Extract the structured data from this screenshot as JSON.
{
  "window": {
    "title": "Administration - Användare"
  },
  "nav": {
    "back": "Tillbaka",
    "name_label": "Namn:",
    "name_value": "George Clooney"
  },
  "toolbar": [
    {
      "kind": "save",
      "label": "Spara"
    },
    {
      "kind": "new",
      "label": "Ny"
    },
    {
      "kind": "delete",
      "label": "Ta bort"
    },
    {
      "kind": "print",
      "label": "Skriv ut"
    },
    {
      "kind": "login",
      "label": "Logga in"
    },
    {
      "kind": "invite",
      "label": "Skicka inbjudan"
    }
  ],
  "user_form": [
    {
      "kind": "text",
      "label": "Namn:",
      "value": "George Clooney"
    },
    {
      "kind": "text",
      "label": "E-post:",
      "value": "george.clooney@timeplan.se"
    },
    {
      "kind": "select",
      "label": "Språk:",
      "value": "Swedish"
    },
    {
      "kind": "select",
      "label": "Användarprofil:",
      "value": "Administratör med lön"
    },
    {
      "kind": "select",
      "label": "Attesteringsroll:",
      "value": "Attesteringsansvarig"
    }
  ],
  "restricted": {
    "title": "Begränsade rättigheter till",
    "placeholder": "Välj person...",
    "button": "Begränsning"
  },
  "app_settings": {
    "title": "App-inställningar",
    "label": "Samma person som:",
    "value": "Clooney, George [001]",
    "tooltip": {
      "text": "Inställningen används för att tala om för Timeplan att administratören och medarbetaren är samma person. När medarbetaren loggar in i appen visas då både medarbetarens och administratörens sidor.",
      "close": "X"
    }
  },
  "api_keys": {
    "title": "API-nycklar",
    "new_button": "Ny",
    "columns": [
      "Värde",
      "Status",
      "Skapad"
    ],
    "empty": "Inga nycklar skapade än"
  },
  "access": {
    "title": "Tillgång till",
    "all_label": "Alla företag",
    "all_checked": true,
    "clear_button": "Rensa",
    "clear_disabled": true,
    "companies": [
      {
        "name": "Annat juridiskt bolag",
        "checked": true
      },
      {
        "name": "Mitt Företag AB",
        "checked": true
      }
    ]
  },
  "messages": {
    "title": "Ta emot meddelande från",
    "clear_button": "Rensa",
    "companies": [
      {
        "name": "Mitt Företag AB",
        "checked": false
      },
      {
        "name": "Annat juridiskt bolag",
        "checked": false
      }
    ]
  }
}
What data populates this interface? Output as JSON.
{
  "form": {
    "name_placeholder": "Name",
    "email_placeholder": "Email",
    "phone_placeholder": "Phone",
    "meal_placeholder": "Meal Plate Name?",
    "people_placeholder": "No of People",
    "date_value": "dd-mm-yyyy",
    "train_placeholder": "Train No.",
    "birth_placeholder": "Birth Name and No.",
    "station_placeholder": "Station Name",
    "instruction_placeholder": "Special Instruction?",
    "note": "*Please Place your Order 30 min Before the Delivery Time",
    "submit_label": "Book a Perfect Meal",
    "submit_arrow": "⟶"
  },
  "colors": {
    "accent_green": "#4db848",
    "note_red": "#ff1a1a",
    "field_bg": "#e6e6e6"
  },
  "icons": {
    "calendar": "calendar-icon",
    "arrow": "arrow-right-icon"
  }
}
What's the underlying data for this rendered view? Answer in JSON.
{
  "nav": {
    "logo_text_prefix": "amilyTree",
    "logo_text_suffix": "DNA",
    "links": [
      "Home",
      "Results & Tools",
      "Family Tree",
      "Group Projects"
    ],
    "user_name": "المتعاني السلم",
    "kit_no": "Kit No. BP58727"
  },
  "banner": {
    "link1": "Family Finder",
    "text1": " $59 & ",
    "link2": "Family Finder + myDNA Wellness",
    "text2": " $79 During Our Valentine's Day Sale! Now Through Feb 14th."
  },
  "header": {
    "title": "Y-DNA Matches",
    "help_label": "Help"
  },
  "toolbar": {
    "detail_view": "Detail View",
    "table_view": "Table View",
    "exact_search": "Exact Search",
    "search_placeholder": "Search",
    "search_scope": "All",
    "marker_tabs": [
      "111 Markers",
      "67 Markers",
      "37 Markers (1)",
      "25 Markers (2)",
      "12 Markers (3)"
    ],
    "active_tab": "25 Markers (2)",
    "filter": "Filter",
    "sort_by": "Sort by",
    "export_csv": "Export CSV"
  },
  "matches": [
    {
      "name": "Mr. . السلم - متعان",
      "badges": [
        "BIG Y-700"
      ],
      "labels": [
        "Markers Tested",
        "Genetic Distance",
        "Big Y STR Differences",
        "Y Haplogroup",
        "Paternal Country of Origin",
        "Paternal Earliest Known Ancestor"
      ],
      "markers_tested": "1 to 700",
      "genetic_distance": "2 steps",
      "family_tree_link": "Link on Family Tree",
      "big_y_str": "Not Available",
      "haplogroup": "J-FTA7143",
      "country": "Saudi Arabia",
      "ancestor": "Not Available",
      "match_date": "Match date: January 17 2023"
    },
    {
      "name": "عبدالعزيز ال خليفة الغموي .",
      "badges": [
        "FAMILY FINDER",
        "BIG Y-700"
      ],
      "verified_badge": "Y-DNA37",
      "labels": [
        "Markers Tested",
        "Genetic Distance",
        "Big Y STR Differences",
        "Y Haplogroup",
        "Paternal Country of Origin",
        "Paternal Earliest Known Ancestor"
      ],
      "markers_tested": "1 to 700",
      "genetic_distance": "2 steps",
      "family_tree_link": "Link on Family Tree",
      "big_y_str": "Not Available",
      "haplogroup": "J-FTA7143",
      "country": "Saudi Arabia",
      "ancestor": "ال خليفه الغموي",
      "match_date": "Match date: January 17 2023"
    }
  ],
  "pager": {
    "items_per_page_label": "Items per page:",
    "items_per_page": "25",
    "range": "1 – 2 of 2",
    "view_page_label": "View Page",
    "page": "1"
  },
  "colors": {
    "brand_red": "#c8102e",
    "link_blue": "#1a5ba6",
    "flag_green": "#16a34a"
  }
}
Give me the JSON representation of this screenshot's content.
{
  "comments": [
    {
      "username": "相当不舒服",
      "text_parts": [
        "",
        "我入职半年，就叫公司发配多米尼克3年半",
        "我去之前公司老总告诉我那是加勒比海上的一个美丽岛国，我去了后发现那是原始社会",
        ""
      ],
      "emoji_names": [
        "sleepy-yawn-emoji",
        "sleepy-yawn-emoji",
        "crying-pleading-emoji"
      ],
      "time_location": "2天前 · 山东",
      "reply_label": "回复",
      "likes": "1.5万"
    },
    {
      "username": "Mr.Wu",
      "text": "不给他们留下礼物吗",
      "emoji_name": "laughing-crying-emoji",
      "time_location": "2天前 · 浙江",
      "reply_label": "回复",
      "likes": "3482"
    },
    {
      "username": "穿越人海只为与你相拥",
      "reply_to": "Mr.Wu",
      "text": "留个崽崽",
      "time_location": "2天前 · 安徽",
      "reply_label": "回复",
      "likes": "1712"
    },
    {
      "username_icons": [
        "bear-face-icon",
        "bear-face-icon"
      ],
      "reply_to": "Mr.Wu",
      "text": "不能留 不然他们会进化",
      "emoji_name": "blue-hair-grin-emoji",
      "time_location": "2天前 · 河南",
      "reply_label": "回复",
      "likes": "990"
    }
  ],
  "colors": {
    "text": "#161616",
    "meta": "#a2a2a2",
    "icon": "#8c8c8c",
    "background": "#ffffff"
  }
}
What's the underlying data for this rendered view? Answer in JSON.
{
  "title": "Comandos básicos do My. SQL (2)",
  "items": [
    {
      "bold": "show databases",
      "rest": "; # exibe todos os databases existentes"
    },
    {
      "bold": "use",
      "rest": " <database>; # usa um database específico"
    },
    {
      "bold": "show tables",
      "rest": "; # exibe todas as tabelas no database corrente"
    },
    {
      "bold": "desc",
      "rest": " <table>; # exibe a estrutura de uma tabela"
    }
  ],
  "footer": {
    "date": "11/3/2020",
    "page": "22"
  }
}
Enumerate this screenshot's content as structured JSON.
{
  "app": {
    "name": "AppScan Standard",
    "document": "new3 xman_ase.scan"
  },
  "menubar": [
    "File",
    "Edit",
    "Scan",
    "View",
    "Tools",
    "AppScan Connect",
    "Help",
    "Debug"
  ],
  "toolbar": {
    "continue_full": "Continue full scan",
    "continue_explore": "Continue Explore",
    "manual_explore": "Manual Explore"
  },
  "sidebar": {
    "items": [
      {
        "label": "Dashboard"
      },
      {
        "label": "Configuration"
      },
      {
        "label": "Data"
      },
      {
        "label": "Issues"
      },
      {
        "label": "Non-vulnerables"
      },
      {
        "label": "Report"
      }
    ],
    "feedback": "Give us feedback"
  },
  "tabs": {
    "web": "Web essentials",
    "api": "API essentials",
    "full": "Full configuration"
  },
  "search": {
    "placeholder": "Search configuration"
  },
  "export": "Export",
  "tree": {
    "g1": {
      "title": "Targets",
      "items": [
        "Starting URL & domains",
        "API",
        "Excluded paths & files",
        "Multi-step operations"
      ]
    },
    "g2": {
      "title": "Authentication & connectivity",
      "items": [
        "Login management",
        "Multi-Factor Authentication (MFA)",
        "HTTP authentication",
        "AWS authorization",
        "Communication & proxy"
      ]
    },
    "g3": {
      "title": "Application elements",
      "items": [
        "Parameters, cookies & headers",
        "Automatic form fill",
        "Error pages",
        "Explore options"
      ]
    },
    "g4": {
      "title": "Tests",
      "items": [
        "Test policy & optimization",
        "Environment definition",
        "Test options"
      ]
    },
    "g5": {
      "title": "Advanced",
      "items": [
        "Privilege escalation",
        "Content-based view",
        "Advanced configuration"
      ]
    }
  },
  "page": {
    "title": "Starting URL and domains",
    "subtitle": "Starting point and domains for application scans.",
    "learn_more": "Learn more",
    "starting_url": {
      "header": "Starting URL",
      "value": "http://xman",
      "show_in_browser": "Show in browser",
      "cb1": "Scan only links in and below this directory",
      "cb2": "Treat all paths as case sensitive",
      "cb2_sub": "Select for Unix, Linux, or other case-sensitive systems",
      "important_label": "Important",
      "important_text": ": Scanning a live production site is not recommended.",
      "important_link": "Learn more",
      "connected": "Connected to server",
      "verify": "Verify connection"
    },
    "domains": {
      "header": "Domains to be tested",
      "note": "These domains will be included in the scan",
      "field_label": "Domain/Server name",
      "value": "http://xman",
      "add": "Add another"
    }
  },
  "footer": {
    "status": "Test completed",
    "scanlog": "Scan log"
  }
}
:::::
Where a line contains "AppScan", copy that line.

**OUTPUT BELOW**
    "name": "AppScan Standard",
    "AppScan Connect",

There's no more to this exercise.